> [OBJECTIVE]:
Can you print everything from the start of the records down to the line containing "volume-bar bbox=[573, 358, 580, 398]", inclusive, reproducing each line word for word?

+--

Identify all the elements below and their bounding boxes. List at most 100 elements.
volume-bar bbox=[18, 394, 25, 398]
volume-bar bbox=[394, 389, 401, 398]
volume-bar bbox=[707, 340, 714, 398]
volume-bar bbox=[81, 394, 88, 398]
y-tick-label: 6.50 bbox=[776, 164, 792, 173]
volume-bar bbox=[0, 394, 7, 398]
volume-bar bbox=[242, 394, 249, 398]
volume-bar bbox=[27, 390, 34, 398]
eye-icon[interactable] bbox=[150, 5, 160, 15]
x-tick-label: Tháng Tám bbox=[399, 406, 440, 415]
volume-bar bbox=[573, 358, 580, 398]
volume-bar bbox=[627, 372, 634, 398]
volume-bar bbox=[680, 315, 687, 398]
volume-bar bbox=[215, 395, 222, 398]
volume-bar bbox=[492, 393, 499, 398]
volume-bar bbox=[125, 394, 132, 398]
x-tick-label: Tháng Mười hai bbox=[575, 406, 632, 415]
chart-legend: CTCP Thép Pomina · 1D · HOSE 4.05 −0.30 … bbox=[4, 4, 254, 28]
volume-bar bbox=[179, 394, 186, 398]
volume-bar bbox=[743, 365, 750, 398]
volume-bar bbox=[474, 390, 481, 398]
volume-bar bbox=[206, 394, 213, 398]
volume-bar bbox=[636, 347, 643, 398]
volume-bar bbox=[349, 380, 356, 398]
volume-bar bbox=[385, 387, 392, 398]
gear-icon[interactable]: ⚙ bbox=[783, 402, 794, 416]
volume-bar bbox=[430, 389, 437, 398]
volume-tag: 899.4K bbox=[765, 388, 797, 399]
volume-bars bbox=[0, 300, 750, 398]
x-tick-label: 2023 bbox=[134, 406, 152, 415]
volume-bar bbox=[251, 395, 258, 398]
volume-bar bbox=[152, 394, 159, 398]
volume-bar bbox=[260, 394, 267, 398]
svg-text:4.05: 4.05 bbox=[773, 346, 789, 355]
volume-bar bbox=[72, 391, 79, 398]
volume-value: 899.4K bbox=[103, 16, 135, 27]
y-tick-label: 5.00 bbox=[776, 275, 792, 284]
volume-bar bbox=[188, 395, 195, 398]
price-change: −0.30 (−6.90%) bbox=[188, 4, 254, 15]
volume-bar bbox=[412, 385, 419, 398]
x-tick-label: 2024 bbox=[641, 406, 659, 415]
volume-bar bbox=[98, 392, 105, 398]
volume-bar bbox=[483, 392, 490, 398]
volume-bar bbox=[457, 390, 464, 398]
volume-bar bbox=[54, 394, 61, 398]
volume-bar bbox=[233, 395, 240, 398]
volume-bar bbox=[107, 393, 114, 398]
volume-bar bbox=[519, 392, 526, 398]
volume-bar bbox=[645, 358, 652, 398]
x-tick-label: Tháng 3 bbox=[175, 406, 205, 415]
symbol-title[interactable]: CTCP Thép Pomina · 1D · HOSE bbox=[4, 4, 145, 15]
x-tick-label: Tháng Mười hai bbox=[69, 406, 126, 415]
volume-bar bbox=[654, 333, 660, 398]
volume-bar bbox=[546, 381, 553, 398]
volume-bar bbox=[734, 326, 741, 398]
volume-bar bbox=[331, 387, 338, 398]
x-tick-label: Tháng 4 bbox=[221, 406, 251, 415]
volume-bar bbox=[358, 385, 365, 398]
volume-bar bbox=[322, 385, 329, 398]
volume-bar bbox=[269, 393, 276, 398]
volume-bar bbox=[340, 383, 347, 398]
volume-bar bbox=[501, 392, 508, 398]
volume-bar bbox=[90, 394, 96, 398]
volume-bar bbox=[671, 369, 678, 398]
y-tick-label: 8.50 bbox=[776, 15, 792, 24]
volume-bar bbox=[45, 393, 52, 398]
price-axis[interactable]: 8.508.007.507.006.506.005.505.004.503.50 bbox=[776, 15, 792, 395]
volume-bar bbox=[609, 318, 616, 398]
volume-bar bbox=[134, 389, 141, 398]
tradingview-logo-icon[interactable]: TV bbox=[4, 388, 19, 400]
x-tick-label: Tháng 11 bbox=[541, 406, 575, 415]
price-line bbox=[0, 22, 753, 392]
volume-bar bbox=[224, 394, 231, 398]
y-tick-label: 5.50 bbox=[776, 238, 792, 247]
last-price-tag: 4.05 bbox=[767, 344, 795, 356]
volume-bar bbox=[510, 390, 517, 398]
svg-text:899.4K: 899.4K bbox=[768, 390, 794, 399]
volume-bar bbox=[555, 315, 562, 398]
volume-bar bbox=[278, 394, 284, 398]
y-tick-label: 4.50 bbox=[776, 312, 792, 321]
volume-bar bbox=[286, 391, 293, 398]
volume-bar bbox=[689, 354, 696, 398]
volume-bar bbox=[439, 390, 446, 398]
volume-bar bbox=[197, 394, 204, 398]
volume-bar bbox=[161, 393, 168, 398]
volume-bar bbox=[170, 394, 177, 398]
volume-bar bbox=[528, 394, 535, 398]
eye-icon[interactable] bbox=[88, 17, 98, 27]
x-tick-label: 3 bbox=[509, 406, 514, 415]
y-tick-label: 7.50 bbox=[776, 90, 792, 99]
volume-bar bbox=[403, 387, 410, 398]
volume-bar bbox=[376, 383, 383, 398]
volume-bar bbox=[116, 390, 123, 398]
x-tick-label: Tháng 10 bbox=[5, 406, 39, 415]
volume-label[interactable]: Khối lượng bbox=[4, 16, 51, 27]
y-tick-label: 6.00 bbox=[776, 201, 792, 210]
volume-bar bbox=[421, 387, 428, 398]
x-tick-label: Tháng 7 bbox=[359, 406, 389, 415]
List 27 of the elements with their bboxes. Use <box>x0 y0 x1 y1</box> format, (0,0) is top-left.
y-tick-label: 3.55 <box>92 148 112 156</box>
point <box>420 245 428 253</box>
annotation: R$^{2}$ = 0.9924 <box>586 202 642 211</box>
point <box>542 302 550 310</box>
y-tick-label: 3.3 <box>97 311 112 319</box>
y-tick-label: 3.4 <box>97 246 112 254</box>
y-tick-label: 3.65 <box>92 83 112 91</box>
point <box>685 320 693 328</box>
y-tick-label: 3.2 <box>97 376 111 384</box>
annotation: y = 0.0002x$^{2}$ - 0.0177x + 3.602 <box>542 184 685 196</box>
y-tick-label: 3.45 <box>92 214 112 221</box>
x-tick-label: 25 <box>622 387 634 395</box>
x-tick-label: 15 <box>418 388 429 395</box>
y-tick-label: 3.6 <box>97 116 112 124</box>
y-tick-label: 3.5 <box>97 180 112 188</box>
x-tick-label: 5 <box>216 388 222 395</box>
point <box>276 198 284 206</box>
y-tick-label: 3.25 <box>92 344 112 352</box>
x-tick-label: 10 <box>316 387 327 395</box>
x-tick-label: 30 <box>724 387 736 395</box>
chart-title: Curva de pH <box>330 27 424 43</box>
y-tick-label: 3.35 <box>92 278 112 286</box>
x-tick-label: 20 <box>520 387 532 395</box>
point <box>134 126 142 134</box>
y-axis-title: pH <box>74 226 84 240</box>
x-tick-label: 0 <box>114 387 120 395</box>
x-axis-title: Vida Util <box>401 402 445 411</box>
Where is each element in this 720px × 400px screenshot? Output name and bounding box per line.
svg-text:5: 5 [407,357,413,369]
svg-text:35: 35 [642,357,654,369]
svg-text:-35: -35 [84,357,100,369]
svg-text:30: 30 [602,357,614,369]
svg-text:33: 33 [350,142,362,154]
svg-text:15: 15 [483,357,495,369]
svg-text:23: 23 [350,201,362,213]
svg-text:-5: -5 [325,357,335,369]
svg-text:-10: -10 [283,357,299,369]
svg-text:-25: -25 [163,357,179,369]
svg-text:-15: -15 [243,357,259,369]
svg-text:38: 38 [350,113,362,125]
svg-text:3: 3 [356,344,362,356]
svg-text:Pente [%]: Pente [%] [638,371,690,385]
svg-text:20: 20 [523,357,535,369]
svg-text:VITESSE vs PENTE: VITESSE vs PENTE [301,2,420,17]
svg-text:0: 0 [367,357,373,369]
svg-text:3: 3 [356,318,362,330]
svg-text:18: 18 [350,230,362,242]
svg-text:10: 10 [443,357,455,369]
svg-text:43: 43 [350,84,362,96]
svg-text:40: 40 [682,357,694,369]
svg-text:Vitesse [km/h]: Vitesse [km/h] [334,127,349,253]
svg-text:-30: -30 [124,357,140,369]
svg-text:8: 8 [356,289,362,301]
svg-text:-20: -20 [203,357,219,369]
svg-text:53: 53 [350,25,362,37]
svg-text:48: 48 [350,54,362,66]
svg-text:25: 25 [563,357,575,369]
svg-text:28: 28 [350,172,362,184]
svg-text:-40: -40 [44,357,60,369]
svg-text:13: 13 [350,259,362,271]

+--

> [EXERCISE ANSWER]:
Identify all the elements below and their bounding boxes. List at most 100 elements.
volume-bar bbox=[18, 394, 25, 398]
volume-bar bbox=[394, 389, 401, 398]
volume-bar bbox=[707, 340, 714, 398]
volume-bar bbox=[81, 394, 88, 398]
y-tick-label: 6.50 bbox=[776, 164, 792, 173]
volume-bar bbox=[0, 394, 7, 398]
volume-bar bbox=[242, 394, 249, 398]
volume-bar bbox=[27, 390, 34, 398]
eye-icon[interactable] bbox=[150, 5, 160, 15]
x-tick-label: Tháng Tám bbox=[399, 406, 440, 415]
volume-bar bbox=[573, 358, 580, 398]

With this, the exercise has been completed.